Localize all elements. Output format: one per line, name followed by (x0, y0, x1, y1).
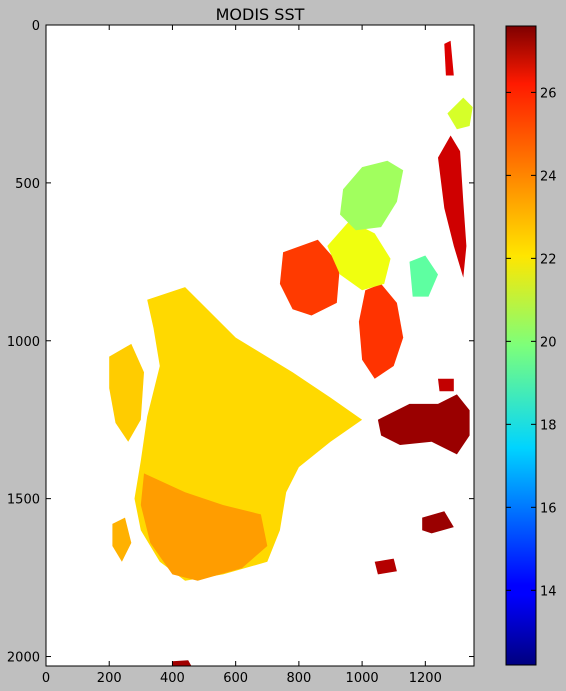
sst-region (409, 255, 438, 297)
colorbar: 14 16 18 20 22 24 26 (505, 25, 557, 666)
plot-background (46, 25, 474, 666)
sst-region (377, 394, 470, 455)
x-tick-label: 0 (42, 671, 50, 686)
colorbar-tick-label: 20 (540, 335, 557, 350)
x-tick-label: 400 (160, 671, 185, 686)
x-axis: 0 200 400 600 800 1000 1200 (42, 25, 442, 686)
plot-area (45, 24, 475, 667)
colorbar-tick-label: 16 (540, 501, 557, 516)
sst-region (447, 97, 473, 130)
colorbar-tick-label: 24 (540, 169, 557, 184)
sst-region (112, 517, 132, 562)
colorbar-ticks: 14 16 18 20 22 24 26 (506, 86, 557, 599)
y-tick-label: 500 (15, 177, 40, 192)
sst-region (374, 558, 397, 575)
sst-region (172, 660, 192, 666)
sst-region (109, 343, 144, 442)
x-tick-label: 1000 (346, 671, 379, 686)
sst-image (109, 40, 473, 666)
colorbar-gradient (505, 25, 537, 666)
y-tick-label: 1000 (7, 335, 40, 350)
sst-region (140, 473, 268, 581)
plot-frame (45, 24, 475, 667)
x-tick-label: 1200 (409, 671, 442, 686)
y-tick-label: 2000 (7, 651, 40, 666)
y-tick-label: 0 (32, 19, 40, 34)
sst-region (358, 283, 404, 379)
sst-region (422, 511, 454, 534)
y-tick-label: 1500 (7, 493, 40, 508)
colorbar-tick-label: 26 (540, 86, 557, 101)
colorbar-tick-label: 22 (540, 252, 557, 267)
sst-region (438, 135, 467, 278)
x-tick-label: 600 (223, 671, 248, 686)
x-tick-label: 200 (97, 671, 122, 686)
colorbar-tick-label: 14 (540, 584, 557, 599)
chart-title: MODIS SST (216, 5, 305, 24)
sst-region (327, 220, 391, 291)
x-tick-label: 800 (286, 671, 311, 686)
sst-region (438, 378, 454, 392)
y-axis: 0 500 1000 1500 2000 (7, 19, 474, 666)
colorbar-tick-label: 18 (540, 418, 557, 433)
sst-region (444, 40, 454, 76)
sst-region (340, 160, 404, 231)
sst-region (279, 239, 340, 316)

━━━

**BRIEF**: Copy out, character for character, every line of the listing above from the one containing "sst-region (409, 255, 438, 297)" through the last line, including both.

**OUTPUT BELOW**:
sst-region (409, 255, 438, 297)
colorbar: 14 16 18 20 22 24 26 (505, 25, 557, 666)
plot-background (46, 25, 474, 666)
sst-region (377, 394, 470, 455)
x-tick-label: 0 (42, 671, 50, 686)
colorbar-tick-label: 20 (540, 335, 557, 350)
x-tick-label: 400 (160, 671, 185, 686)
x-axis: 0 200 400 600 800 1000 1200 (42, 25, 442, 686)
plot-area (45, 24, 475, 667)
colorbar-tick-label: 16 (540, 501, 557, 516)
sst-region (447, 97, 473, 130)
colorbar-tick-label: 24 (540, 169, 557, 184)
sst-region (112, 517, 132, 562)
colorbar-ticks: 14 16 18 20 22 24 26 (506, 86, 557, 599)
y-tick-label: 500 (15, 177, 40, 192)
sst-region (374, 558, 397, 575)
sst-region (172, 660, 192, 666)
sst-region (109, 343, 144, 442)
x-tick-label: 1000 (346, 671, 379, 686)
sst-image (109, 40, 473, 666)
colorbar-gradient (505, 25, 537, 666)
y-tick-label: 1000 (7, 335, 40, 350)
sst-region (140, 473, 268, 581)
plot-frame (45, 24, 475, 667)
x-tick-label: 1200 (409, 671, 442, 686)
y-tick-label: 2000 (7, 651, 40, 666)
y-tick-label: 0 (32, 19, 40, 34)
sst-region (358, 283, 404, 379)
sst-region (422, 511, 454, 534)
y-tick-label: 1500 (7, 493, 40, 508)
colorbar-tick-label: 26 (540, 86, 557, 101)
colorbar-tick-label: 22 (540, 252, 557, 267)
sst-region (438, 135, 467, 278)
x-tick-label: 600 (223, 671, 248, 686)
x-tick-label: 200 (97, 671, 122, 686)
colorbar-tick-label: 14 (540, 584, 557, 599)
chart-title: MODIS SST (216, 5, 305, 24)
sst-region (327, 220, 391, 291)
x-tick-label: 800 (286, 671, 311, 686)
sst-region (438, 378, 454, 392)
y-axis: 0 500 1000 1500 2000 (7, 19, 474, 666)
colorbar-tick-label: 18 (540, 418, 557, 433)
sst-region (444, 40, 454, 76)
sst-region (340, 160, 404, 231)
sst-region (279, 239, 340, 316)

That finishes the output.